Set exercise: Every line that contains the word "JSON" should be copied.

Stored data:

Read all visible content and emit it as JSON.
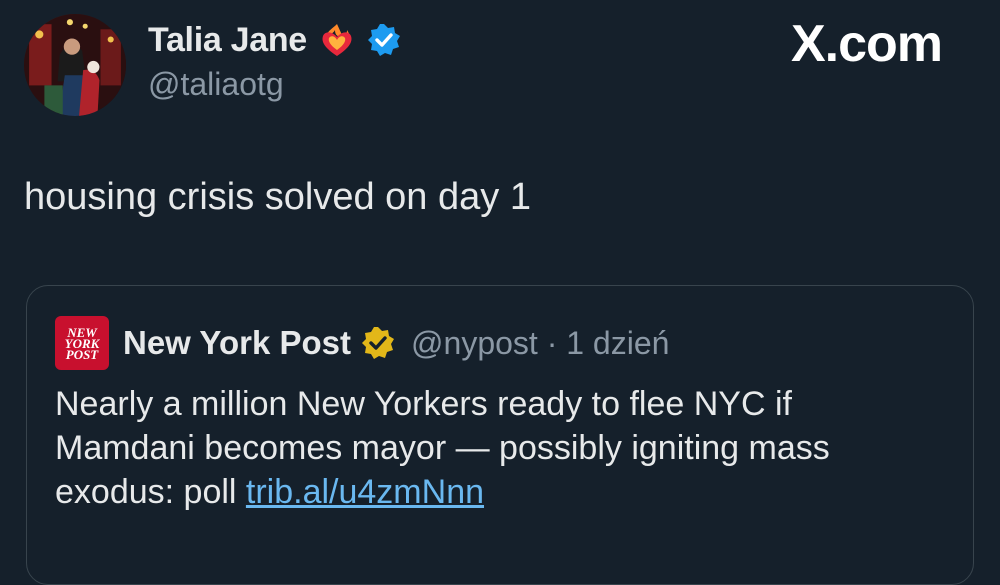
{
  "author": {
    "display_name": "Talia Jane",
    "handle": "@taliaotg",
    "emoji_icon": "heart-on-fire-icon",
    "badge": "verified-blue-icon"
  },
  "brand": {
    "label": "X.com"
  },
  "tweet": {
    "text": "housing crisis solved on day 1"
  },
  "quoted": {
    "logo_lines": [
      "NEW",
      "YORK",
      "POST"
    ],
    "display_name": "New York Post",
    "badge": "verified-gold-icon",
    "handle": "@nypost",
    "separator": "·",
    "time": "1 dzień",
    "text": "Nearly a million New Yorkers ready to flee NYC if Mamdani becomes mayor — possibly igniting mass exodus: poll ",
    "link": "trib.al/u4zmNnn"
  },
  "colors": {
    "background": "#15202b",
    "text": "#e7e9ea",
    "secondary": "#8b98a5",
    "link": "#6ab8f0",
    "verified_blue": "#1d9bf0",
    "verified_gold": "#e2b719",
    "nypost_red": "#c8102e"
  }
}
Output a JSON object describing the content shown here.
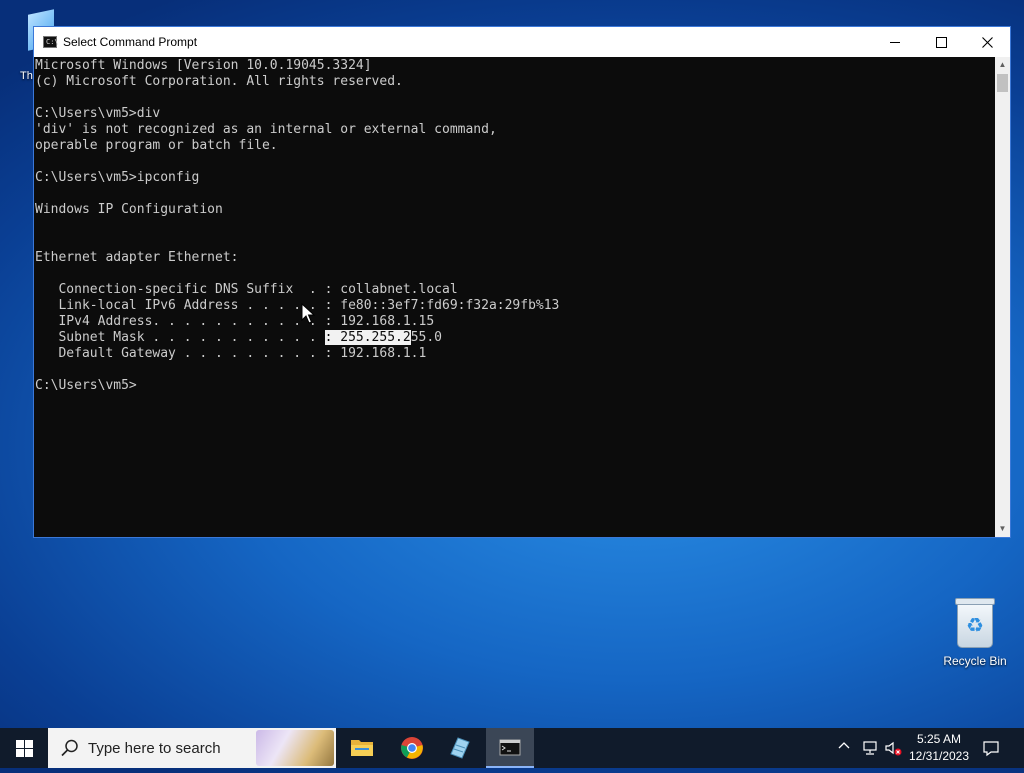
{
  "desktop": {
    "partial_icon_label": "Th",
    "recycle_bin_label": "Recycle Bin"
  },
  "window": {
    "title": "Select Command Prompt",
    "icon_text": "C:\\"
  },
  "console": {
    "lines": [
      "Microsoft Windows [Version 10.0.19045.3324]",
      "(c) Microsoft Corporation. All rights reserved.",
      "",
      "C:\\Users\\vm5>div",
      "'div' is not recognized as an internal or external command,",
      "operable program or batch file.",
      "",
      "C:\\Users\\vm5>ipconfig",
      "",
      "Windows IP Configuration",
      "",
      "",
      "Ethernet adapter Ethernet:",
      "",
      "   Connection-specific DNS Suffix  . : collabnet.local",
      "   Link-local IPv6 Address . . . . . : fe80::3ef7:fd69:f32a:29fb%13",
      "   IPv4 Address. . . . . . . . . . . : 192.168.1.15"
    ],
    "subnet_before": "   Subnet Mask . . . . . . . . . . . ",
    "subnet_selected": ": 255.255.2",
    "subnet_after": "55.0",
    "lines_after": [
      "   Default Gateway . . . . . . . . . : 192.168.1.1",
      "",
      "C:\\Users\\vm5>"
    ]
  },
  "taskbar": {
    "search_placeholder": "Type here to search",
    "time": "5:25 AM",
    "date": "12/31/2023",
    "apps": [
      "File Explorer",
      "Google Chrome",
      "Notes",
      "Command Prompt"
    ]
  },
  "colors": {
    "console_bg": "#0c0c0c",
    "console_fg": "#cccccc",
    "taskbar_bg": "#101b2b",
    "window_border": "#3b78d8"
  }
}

--

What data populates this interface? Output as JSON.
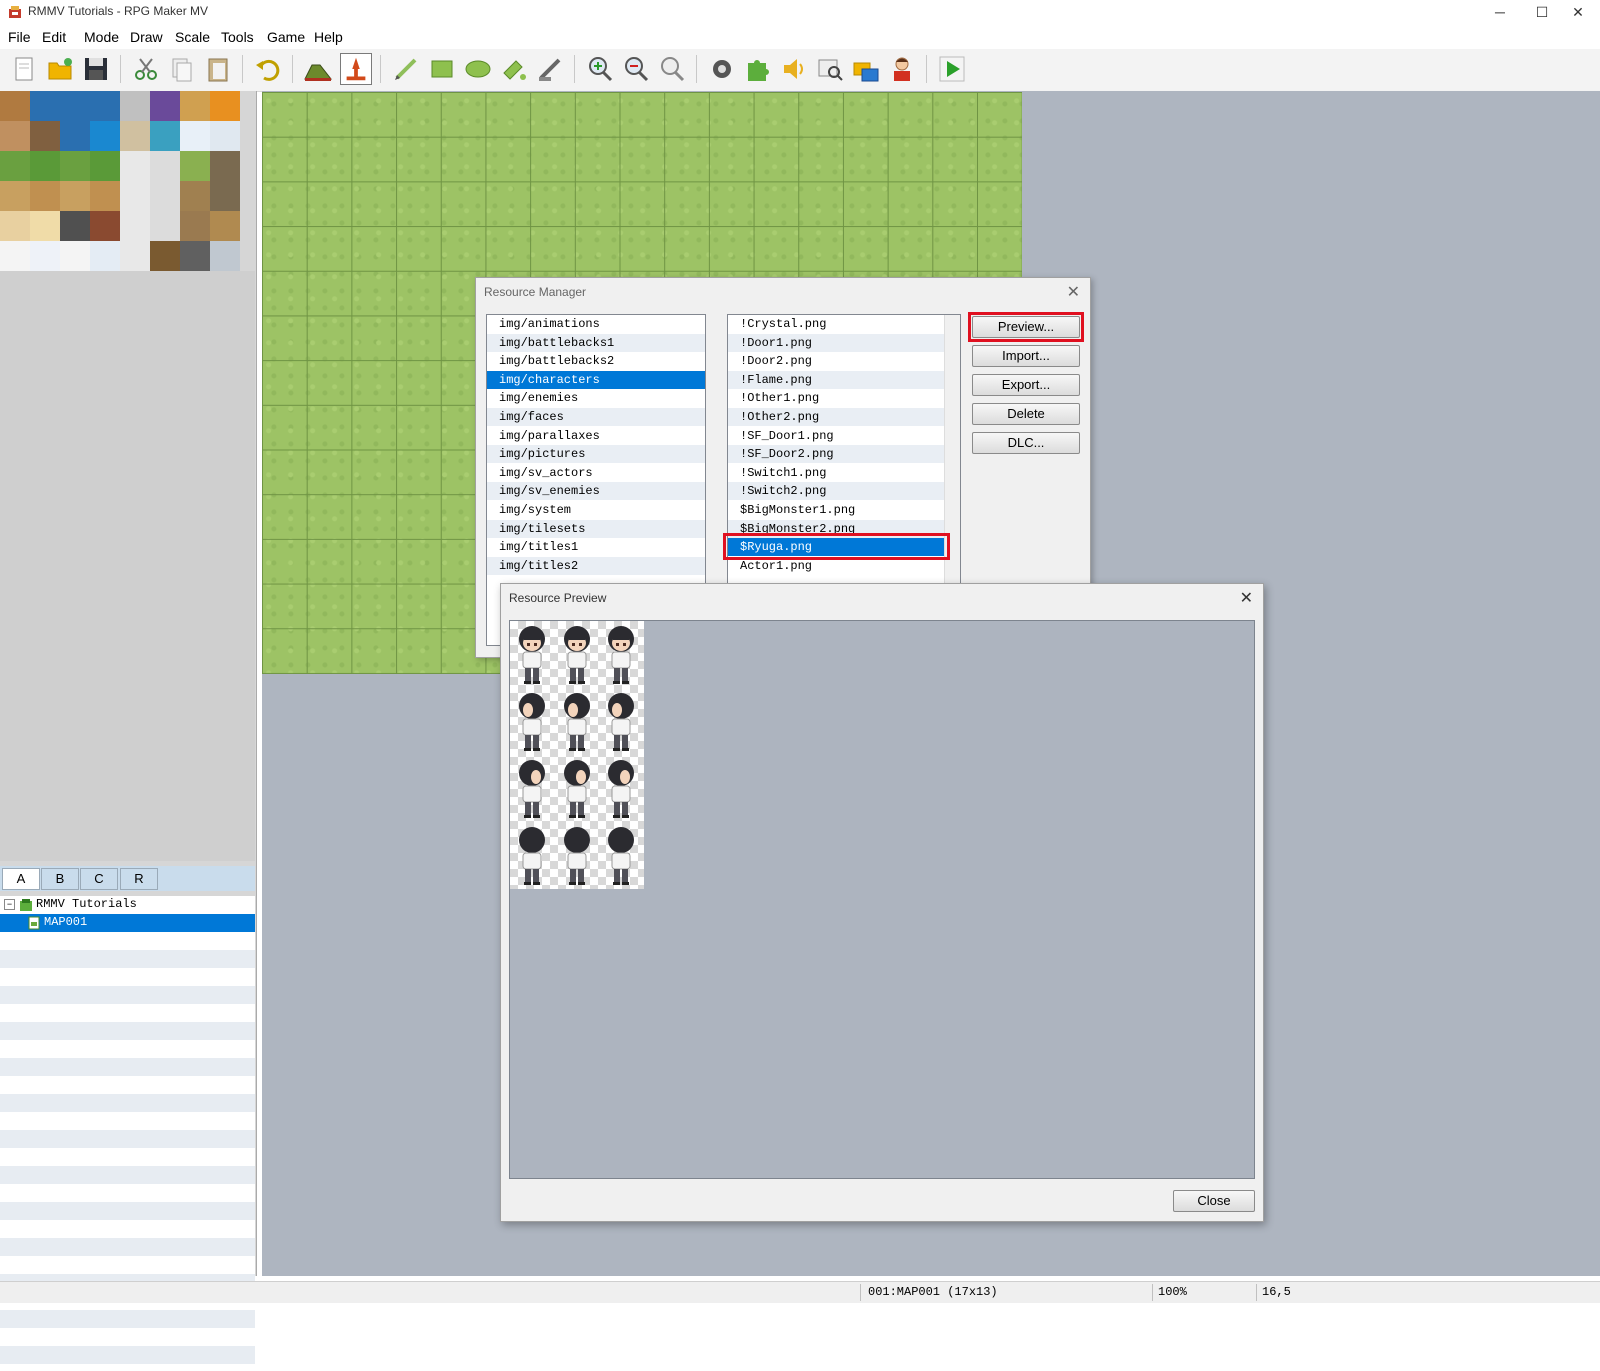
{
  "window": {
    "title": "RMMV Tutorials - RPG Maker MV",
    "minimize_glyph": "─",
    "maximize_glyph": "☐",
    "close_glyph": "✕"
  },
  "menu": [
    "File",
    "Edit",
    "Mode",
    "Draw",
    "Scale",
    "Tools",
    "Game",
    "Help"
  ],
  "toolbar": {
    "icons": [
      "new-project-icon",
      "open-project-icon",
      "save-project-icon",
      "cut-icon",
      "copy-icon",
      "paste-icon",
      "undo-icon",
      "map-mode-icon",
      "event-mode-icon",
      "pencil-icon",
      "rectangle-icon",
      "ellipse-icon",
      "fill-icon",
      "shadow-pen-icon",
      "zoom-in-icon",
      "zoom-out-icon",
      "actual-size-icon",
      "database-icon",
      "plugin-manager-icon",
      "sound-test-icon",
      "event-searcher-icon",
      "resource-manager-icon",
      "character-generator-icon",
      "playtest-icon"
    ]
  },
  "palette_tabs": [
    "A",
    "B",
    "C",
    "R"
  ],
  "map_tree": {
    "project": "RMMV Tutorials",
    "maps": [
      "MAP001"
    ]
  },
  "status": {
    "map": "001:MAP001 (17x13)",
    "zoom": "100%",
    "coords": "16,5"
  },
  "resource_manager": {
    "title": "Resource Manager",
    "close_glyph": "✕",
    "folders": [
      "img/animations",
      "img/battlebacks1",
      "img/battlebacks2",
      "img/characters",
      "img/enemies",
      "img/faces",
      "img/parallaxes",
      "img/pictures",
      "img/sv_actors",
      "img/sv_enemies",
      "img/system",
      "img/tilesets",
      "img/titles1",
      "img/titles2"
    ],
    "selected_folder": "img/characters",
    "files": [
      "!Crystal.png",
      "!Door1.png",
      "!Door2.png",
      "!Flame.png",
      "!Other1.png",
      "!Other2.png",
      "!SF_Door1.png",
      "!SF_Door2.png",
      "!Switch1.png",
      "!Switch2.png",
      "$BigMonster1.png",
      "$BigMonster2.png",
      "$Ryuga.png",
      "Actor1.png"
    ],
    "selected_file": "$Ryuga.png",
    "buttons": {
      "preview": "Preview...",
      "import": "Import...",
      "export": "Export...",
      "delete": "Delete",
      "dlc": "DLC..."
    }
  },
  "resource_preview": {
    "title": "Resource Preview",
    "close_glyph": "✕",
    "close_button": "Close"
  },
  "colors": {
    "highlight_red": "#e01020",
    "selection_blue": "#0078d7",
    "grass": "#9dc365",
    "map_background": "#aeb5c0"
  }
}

Result for this exercise:
Read all visible content and emit it as JSON.
Output a JSON object describing the content shown here.
What data populates this interface? Output as JSON.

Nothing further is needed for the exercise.